**Task goal:**
Write out every line of the material as it stands, apart from the pictures.

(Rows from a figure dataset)
= = = =

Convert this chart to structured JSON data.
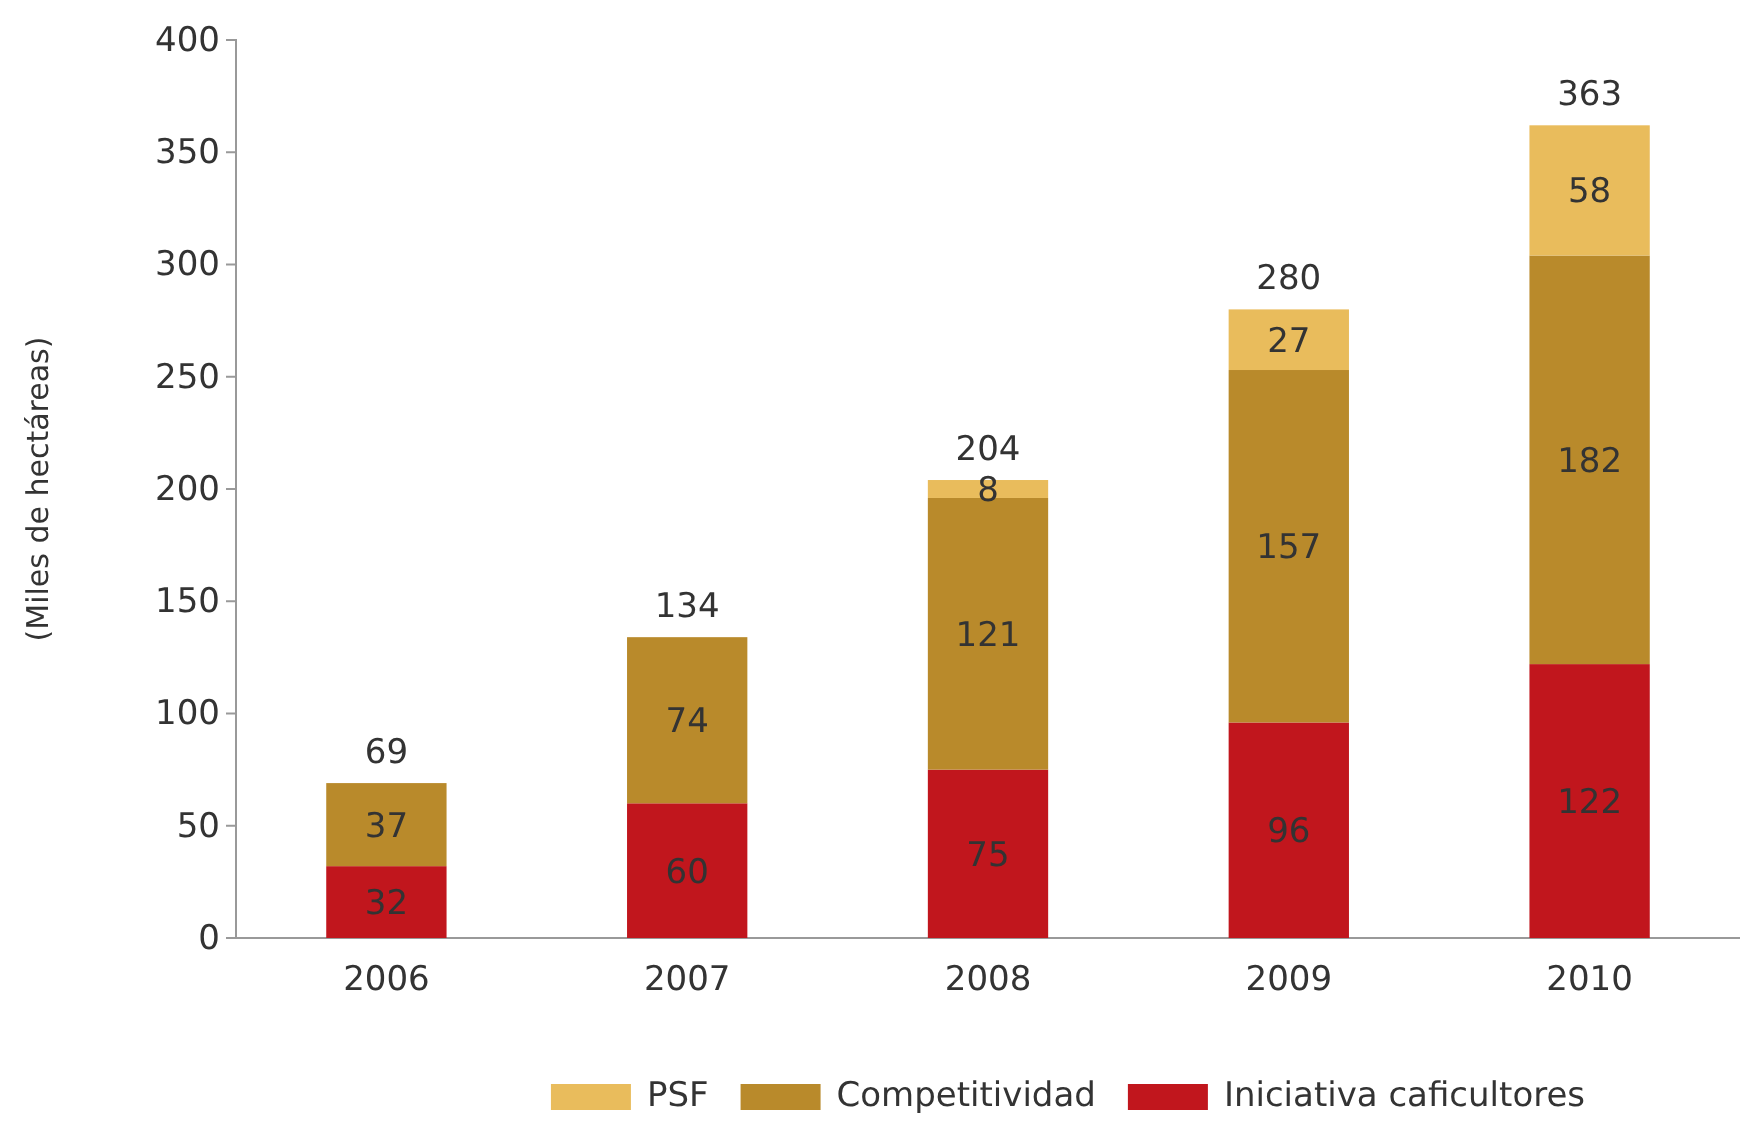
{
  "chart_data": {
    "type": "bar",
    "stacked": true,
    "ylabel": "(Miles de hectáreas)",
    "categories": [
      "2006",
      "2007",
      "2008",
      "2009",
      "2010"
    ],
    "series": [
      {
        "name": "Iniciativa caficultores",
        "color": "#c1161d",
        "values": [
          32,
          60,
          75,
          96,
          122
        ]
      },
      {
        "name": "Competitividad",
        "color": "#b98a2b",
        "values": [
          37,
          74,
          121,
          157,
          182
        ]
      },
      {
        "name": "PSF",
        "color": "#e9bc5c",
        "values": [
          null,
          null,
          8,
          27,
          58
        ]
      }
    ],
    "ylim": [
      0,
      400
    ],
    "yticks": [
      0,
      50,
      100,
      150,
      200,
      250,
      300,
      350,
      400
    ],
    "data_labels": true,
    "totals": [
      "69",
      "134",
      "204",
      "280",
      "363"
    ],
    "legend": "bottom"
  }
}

= = = =

**Solution below:**
Convert this chart to structured JSON data.
{
  "chart_data": {
    "type": "bar",
    "stacked": true,
    "ylabel": "(Miles de hectáreas)",
    "categories": [
      "2006",
      "2007",
      "2008",
      "2009",
      "2010"
    ],
    "series": [
      {
        "name": "Iniciativa caficultores",
        "color": "#c1161d",
        "values": [
          32,
          60,
          75,
          96,
          122
        ]
      },
      {
        "name": "Competitividad",
        "color": "#b98a2b",
        "values": [
          37,
          74,
          121,
          157,
          182
        ]
      },
      {
        "name": "PSF",
        "color": "#e9bc5c",
        "values": [
          null,
          null,
          8,
          27,
          58
        ]
      }
    ],
    "ylim": [
      0,
      400
    ],
    "yticks": [
      0,
      50,
      100,
      150,
      200,
      250,
      300,
      350,
      400
    ],
    "data_labels": true,
    "totals": [
      "69",
      "134",
      "204",
      "280",
      "363"
    ],
    "legend": "bottom"
  }
}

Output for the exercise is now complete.